◆ **Requirement**:
Tally all lines containing the word "detection". Give the number alone.

─── Entries

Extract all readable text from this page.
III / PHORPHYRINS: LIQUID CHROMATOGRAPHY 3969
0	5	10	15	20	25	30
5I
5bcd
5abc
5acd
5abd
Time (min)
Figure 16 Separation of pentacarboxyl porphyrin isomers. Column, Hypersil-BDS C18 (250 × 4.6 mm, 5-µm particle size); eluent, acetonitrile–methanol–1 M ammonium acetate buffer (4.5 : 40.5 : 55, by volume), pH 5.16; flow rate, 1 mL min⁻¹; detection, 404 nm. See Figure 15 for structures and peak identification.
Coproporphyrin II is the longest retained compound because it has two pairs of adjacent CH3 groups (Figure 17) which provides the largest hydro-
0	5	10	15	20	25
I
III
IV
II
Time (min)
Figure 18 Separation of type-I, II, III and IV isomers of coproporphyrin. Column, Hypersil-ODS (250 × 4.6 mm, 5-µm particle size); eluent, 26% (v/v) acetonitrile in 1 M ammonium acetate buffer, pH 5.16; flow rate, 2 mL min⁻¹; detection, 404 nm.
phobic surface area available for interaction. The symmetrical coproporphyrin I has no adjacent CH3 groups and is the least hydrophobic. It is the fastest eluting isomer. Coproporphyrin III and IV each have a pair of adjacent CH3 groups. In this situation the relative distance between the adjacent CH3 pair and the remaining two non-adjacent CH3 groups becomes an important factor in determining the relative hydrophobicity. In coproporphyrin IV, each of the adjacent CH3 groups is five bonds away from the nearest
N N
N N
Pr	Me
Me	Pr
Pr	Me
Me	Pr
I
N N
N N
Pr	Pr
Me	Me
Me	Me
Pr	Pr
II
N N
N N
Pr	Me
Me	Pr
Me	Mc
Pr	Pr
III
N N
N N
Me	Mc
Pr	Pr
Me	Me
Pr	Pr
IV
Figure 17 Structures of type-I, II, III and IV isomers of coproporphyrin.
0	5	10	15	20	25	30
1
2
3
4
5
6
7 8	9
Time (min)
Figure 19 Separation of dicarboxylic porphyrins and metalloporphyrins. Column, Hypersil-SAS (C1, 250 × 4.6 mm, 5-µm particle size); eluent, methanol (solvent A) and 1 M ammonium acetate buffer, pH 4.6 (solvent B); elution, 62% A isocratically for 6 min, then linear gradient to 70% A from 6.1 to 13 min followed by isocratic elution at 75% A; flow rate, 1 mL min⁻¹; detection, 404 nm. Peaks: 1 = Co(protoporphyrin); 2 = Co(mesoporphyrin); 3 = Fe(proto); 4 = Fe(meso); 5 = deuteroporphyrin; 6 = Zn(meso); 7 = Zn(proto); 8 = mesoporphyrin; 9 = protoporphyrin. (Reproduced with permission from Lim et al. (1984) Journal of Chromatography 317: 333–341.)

──────

◆ **Exercise output**:
3